Do this: The data below must be copied in full and without any change.

[BEGIN]

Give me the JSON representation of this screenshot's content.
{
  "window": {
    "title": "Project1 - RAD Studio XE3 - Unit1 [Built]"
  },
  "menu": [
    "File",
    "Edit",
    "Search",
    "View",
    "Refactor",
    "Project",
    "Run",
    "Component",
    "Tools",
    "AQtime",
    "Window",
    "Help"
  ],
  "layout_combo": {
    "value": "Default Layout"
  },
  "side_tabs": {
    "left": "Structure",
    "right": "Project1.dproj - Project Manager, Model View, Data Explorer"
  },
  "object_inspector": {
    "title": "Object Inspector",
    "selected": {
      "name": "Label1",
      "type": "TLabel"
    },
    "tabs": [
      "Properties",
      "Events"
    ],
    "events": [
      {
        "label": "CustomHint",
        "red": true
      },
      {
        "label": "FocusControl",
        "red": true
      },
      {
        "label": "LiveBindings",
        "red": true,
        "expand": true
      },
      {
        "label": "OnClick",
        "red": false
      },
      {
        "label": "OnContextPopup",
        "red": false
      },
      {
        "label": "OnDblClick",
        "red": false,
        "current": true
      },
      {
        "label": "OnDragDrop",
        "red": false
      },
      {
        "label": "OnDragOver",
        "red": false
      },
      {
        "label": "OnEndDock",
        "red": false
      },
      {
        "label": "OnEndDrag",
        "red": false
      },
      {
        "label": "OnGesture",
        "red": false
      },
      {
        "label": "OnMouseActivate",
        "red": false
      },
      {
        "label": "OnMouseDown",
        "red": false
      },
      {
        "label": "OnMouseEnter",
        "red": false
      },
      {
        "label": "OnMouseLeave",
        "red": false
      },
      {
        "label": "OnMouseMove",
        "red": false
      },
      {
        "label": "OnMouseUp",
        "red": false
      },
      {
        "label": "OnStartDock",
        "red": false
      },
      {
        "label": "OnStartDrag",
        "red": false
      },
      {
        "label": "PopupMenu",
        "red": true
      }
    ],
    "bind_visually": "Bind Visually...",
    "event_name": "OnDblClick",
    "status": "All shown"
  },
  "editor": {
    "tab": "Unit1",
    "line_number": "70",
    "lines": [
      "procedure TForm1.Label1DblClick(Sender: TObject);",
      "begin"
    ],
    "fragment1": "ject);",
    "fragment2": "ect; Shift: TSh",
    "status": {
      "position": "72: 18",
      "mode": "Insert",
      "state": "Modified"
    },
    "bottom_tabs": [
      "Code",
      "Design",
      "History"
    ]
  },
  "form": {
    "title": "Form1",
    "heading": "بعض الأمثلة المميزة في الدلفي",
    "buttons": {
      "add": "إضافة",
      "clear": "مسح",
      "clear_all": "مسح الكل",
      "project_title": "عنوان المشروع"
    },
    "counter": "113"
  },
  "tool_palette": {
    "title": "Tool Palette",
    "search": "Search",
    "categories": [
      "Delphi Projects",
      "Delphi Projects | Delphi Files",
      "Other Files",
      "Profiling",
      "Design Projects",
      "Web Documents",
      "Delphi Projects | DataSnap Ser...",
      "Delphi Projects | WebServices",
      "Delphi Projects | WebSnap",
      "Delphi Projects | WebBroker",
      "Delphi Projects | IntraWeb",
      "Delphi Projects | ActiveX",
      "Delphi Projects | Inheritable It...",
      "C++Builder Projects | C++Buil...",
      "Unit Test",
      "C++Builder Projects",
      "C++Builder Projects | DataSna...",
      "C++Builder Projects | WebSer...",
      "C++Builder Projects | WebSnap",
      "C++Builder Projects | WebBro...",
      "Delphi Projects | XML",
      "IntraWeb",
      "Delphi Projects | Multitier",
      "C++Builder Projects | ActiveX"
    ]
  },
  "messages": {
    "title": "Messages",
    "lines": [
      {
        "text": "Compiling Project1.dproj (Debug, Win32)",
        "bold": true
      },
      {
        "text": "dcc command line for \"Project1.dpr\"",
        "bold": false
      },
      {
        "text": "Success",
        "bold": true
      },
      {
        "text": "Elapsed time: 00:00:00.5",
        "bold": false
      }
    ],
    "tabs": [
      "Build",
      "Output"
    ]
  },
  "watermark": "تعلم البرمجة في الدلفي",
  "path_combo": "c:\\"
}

[END]

Right answer:
Give me the JSON representation of this screenshot's content.
{
  "window": {
    "title": "Project1 - RAD Studio XE3 - Unit1 [Built]"
  },
  "menu": [
    "File",
    "Edit",
    "Search",
    "View",
    "Refactor",
    "Project",
    "Run",
    "Component",
    "Tools",
    "AQtime",
    "Window",
    "Help"
  ],
  "layout_combo": {
    "value": "Default Layout"
  },
  "side_tabs": {
    "left": "Structure",
    "right": "Project1.dproj - Project Manager, Model View, Data Explorer"
  },
  "object_inspector": {
    "title": "Object Inspector",
    "selected": {
      "name": "Label1",
      "type": "TLabel"
    },
    "tabs": [
      "Properties",
      "Events"
    ],
    "events": [
      {
        "label": "CustomHint",
        "red": true
      },
      {
        "label": "FocusControl",
        "red": true
      },
      {
        "label": "LiveBindings",
        "red": true,
        "expand": true
      },
      {
        "label": "OnClick",
        "red": false
      },
      {
        "label": "OnContextPopup",
        "red": false
      },
      {
        "label": "OnDblClick",
        "red": false,
        "current": true
      },
      {
        "label": "OnDragDrop",
        "red": false
      },
      {
        "label": "OnDragOver",
        "red": false
      },
      {
        "label": "OnEndDock",
        "red": false
      },
      {
        "label": "OnEndDrag",
        "red": false
      },
      {
        "label": "OnGesture",
        "red": false
      },
      {
        "label": "OnMouseActivate",
        "red": false
      },
      {
        "label": "OnMouseDown",
        "red": false
      },
      {
        "label": "OnMouseEnter",
        "red": false
      },
      {
        "label": "OnMouseLeave",
        "red": false
      },
      {
        "label": "OnMouseMove",
        "red": false
      },
      {
        "label": "OnMouseUp",
        "red": false
      },
      {
        "label": "OnStartDock",
        "red": false
      },
      {
        "label": "OnStartDrag",
        "red": false
      },
      {
        "label": "PopupMenu",
        "red": true
      }
    ],
    "bind_visually": "Bind Visually...",
    "event_name": "OnDblClick",
    "status": "All shown"
  },
  "editor": {
    "tab": "Unit1",
    "line_number": "70",
    "lines": [
      "procedure TForm1.Label1DblClick(Sender: TObject);",
      "begin"
    ],
    "fragment1": "ject);",
    "fragment2": "ect; Shift: TSh",
    "status": {
      "position": "72: 18",
      "mode": "Insert",
      "state": "Modified"
    },
    "bottom_tabs": [
      "Code",
      "Design",
      "History"
    ]
  },
  "form": {
    "title": "Form1",
    "heading": "بعض الأمثلة المميزة في الدلفي",
    "buttons": {
      "add": "إضافة",
      "clear": "مسح",
      "clear_all": "مسح الكل",
      "project_title": "عنوان المشروع"
    },
    "counter": "113"
  },
  "tool_palette": {
    "title": "Tool Palette",
    "search": "Search",
    "categories": [
      "Delphi Projects",
      "Delphi Projects | Delphi Files",
      "Other Files",
      "Profiling",
      "Design Projects",
      "Web Documents",
      "Delphi Projects | DataSnap Ser...",
      "Delphi Projects | WebServices",
      "Delphi Projects | WebSnap",
      "Delphi Projects | WebBroker",
      "Delphi Projects | IntraWeb",
      "Delphi Projects | ActiveX",
      "Delphi Projects | Inheritable It...",
      "C++Builder Projects | C++Buil...",
      "Unit Test",
      "C++Builder Projects",
      "C++Builder Projects | DataSna...",
      "C++Builder Projects | WebSer...",
      "C++Builder Projects | WebSnap",
      "C++Builder Projects | WebBro...",
      "Delphi Projects | XML",
      "IntraWeb",
      "Delphi Projects | Multitier",
      "C++Builder Projects | ActiveX"
    ]
  },
  "messages": {
    "title": "Messages",
    "lines": [
      {
        "text": "Compiling Project1.dproj (Debug, Win32)",
        "bold": true
      },
      {
        "text": "dcc command line for \"Project1.dpr\"",
        "bold": false
      },
      {
        "text": "Success",
        "bold": true
      },
      {
        "text": "Elapsed time: 00:00:00.5",
        "bold": false
      }
    ],
    "tabs": [
      "Build",
      "Output"
    ]
  },
  "watermark": "تعلم البرمجة في الدلفي",
  "path_combo": "c:\\"
}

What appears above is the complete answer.